◆ **EXERCISE DETAILS**:
Write out the entries below once more, exactly.

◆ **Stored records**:
--- BEGIN ---

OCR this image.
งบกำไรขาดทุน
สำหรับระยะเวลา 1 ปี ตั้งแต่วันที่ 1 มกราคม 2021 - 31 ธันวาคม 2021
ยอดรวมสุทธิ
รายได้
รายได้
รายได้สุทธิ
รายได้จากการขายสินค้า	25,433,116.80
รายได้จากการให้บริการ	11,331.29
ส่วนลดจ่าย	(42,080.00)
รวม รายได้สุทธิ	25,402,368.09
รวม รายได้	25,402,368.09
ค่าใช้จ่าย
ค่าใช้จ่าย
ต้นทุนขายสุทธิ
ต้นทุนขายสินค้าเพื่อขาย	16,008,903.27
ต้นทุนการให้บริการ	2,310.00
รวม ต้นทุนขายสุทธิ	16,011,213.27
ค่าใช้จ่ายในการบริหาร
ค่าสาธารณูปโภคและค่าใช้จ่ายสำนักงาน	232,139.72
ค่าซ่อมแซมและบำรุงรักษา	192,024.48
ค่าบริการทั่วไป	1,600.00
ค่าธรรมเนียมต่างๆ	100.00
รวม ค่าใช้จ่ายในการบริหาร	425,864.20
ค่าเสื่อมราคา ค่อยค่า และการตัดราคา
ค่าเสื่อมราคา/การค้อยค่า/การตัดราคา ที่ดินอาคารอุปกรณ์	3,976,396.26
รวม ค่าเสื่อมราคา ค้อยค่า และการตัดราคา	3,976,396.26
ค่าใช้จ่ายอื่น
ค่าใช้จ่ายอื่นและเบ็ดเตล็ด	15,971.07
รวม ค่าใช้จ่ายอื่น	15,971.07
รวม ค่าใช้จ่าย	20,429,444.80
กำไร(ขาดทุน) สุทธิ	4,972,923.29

--- END ---

◆ **TASK RESULT**:
OCR this image.
งบกำไรขาดทุน
สำหรับระยะเวลา 1 ปี ตั้งแต่วันที่ 1 มกราคม 2021 - 31 ธันวาคม 2021
ยอดรวมสุทธิ
รายได้
รายได้
รายได้สุทธิ
รายได้จากการขายสินค้า	25,433,116.80
รายได้จากการให้บริการ	11,331.29
ส่วนลดจ่าย	(42,080.00)
รวม รายได้สุทธิ	25,402,368.09
รวม รายได้	25,402,368.09
ค่าใช้จ่าย
ค่าใช้จ่าย
ต้นทุนขายสุทธิ
ต้นทุนขายสินค้าเพื่อขาย	16,008,903.27
ต้นทุนการให้บริการ	2,310.00
รวม ต้นทุนขายสุทธิ	16,011,213.27
ค่าใช้จ่ายในการบริหาร
ค่าสาธารณูปโภคและค่าใช้จ่ายสำนักงาน	232,139.72
ค่าซ่อมแซมและบำรุงรักษา	192,024.48
ค่าบริการทั่วไป	1,600.00
ค่าธรรมเนียมต่างๆ	100.00
รวม ค่าใช้จ่ายในการบริหาร	425,864.20
ค่าเสื่อมราคา ค่อยค่า และการตัดราคา
ค่าเสื่อมราคา/การค้อยค่า/การตัดราคา ที่ดินอาคารอุปกรณ์	3,976,396.26
รวม ค่าเสื่อมราคา ค้อยค่า และการตัดราคา	3,976,396.26
ค่าใช้จ่ายอื่น
ค่าใช้จ่ายอื่นและเบ็ดเตล็ด	15,971.07
รวม ค่าใช้จ่ายอื่น	15,971.07
รวม ค่าใช้จ่าย	20,429,444.80
กำไร(ขาดทุน) สุทธิ	4,972,923.29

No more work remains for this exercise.